▶ [Written instruction] Filter out everything except lines holding "image".

─── Supplied information ───

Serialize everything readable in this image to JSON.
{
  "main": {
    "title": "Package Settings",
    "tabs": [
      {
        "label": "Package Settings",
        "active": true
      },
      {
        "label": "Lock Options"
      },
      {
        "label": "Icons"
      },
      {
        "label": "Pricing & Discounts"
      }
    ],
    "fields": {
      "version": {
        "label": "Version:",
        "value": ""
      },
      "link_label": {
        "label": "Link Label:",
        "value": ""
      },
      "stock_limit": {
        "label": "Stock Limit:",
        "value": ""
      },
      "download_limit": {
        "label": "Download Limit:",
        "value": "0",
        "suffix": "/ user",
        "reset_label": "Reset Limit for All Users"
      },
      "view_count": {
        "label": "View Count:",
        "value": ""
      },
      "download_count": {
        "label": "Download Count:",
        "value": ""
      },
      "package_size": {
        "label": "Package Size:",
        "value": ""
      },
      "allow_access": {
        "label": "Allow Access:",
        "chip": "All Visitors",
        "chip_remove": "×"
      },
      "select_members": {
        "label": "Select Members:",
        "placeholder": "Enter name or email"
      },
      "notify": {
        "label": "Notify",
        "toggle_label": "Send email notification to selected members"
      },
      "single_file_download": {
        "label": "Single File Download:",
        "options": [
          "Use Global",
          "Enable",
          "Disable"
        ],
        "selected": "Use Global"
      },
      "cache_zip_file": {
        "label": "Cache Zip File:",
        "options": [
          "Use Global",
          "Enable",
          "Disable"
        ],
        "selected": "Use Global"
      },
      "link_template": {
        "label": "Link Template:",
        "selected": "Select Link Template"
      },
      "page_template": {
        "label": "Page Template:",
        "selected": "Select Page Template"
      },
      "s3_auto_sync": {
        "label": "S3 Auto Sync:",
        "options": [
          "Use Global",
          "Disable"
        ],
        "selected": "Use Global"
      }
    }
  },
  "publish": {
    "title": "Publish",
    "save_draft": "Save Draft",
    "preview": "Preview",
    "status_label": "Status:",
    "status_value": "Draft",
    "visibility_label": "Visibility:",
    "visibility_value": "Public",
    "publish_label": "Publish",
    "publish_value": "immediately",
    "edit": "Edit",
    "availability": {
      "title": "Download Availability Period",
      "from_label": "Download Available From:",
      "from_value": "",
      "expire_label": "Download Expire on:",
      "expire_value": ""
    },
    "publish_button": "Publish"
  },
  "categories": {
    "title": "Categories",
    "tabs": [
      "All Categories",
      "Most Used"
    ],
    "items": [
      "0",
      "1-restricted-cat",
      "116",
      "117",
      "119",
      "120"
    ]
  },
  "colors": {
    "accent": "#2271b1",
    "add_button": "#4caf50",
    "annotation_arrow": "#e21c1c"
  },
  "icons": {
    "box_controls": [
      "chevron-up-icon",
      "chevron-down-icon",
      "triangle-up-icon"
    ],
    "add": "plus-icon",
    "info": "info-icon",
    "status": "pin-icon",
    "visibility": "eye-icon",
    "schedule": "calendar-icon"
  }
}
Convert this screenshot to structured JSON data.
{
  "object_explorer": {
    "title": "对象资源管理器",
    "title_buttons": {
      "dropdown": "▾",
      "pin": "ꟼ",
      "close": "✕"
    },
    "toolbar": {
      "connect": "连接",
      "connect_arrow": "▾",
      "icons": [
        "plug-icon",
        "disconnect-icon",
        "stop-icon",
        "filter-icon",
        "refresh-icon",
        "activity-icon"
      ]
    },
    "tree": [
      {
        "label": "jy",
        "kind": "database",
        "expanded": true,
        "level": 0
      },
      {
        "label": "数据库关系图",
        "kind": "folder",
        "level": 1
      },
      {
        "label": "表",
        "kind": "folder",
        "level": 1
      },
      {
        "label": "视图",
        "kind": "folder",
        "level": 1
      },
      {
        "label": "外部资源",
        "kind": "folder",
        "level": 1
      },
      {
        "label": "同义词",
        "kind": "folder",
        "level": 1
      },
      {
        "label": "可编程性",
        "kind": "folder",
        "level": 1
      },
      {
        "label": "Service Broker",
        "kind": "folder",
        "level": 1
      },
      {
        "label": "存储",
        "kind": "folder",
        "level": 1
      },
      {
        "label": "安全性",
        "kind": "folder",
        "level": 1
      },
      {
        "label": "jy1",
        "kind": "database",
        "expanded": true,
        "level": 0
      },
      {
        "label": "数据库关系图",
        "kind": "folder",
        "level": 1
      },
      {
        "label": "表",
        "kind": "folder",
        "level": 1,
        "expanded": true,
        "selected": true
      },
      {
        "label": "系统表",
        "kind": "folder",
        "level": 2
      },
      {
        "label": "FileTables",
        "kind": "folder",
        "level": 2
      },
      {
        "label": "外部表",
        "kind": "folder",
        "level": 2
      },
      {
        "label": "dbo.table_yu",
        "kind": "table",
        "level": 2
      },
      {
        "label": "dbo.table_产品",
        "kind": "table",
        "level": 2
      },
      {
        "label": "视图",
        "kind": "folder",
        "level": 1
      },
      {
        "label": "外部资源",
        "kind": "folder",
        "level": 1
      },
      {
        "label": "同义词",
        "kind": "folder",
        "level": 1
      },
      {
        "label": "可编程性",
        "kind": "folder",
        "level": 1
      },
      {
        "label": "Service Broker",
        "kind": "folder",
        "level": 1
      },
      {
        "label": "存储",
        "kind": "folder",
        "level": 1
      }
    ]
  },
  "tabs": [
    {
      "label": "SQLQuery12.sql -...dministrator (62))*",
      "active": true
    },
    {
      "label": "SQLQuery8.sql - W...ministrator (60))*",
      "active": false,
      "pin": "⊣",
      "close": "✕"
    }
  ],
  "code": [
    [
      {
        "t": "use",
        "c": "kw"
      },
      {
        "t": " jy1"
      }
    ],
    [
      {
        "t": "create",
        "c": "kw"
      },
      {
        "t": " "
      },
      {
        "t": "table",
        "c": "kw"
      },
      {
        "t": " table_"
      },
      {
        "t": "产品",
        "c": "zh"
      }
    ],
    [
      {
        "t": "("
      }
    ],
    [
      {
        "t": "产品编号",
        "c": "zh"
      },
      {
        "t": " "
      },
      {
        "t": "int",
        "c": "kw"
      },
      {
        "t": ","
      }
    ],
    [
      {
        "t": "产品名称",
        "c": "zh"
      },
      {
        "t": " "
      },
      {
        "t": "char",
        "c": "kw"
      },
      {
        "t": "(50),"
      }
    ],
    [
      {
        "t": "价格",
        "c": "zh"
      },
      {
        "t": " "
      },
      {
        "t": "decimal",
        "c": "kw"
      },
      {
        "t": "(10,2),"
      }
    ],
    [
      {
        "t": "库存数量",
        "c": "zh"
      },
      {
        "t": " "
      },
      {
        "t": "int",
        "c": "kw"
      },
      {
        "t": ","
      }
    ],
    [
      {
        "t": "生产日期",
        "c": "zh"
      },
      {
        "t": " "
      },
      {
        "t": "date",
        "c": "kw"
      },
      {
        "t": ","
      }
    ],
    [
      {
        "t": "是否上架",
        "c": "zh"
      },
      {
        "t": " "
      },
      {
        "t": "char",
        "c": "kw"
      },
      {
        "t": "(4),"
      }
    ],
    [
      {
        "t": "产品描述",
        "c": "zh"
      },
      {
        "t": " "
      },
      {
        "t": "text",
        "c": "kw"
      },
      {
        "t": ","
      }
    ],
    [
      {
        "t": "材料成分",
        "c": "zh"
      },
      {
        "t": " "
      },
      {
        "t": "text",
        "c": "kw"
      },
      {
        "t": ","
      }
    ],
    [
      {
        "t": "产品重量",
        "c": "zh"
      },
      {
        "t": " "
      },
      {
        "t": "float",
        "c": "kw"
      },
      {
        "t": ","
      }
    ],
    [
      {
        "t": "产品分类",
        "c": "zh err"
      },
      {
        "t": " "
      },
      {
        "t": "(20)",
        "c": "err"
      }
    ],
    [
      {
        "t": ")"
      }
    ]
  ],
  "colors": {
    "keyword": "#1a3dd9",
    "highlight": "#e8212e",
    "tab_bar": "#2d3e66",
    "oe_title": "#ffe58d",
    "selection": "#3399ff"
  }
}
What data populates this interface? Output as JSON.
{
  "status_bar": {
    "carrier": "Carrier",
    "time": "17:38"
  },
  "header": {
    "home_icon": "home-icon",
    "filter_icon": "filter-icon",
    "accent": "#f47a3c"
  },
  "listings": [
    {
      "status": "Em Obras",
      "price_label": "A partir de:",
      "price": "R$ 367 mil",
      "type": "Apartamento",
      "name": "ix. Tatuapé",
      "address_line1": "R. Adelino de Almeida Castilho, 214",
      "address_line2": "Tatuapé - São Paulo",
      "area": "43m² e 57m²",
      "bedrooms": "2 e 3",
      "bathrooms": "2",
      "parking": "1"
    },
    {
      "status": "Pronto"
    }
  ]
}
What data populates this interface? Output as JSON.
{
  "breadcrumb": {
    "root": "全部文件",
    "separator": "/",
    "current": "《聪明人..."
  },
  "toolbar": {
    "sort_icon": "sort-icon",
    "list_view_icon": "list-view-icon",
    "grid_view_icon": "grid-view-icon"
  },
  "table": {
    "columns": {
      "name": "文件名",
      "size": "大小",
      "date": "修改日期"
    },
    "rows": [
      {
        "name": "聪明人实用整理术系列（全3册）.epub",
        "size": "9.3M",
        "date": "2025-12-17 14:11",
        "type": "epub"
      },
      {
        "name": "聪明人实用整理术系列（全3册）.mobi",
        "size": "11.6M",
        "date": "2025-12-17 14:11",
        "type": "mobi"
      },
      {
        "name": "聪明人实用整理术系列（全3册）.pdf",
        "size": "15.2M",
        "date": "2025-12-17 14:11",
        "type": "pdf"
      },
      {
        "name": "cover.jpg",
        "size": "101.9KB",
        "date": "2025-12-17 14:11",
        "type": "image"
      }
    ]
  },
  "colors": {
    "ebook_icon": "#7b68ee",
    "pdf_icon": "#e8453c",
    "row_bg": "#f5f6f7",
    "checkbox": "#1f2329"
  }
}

───

▶ [Solution to this task]
Serialize everything readable in this image to JSON.
        "type": "image"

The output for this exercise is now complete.